-------- SUPPLIED ENTRIES --------

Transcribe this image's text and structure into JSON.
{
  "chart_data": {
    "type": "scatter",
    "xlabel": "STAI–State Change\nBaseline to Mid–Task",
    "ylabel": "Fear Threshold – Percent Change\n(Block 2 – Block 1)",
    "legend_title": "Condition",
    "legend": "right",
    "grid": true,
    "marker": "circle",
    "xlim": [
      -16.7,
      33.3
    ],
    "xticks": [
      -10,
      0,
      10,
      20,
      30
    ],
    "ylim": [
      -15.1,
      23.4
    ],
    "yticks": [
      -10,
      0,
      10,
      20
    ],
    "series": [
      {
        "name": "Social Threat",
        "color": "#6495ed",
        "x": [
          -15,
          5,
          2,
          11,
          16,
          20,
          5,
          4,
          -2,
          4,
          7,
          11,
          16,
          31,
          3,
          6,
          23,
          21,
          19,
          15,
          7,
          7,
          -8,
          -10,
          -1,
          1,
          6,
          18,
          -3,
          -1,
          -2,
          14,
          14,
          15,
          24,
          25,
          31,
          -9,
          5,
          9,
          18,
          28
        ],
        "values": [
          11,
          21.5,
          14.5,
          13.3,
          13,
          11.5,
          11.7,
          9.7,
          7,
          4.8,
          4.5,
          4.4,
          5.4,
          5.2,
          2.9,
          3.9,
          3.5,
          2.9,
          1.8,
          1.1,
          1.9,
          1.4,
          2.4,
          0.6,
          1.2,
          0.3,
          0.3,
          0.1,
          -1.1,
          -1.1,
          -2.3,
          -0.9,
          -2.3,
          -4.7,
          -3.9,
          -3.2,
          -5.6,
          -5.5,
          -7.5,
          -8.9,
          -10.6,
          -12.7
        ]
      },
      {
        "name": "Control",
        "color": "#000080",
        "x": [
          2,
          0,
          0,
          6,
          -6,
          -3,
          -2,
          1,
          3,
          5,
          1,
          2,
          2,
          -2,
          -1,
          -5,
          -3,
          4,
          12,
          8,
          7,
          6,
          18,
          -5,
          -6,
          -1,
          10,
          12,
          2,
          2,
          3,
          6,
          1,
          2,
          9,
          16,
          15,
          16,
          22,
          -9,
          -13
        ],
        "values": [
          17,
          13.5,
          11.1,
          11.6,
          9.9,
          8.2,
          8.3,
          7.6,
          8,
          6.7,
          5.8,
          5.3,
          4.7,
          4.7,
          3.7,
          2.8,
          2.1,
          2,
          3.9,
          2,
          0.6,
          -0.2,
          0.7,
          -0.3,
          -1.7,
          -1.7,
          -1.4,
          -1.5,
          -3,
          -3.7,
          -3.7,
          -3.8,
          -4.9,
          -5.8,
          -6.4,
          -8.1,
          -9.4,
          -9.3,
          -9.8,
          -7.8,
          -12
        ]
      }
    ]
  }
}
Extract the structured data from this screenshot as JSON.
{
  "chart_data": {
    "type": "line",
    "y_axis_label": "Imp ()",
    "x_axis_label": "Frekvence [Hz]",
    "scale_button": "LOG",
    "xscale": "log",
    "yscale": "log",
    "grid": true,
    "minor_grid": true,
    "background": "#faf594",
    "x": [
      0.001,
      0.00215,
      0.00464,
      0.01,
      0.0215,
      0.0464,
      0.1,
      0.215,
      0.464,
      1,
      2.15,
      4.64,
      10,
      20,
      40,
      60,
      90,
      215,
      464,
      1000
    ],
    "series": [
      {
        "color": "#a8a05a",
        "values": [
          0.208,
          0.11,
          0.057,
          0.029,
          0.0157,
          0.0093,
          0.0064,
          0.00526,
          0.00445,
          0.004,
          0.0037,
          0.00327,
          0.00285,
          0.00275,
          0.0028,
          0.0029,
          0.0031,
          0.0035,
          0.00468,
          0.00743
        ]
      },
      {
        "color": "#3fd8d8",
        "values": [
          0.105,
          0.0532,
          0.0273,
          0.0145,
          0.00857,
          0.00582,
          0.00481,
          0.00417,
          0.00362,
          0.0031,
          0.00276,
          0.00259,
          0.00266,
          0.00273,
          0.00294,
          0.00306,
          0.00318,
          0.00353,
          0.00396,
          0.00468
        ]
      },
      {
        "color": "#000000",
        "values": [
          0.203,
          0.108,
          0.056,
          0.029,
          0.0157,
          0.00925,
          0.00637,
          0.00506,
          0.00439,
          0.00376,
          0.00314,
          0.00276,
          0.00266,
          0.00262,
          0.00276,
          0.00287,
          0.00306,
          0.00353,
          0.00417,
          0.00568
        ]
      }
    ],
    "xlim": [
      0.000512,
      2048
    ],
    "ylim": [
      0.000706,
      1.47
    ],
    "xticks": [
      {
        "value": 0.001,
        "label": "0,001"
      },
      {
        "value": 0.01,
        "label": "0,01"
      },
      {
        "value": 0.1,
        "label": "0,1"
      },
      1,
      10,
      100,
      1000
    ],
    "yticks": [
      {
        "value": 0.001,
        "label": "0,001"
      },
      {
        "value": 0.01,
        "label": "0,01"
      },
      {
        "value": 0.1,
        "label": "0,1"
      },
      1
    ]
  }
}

--------

_REQUIREMENT_
Filter the entries and copy out every line with the word "JSON".

_COMPLETED TASK_
Transcribe this image's text and structure into JSON.
Extract the structured data from this screenshot as JSON.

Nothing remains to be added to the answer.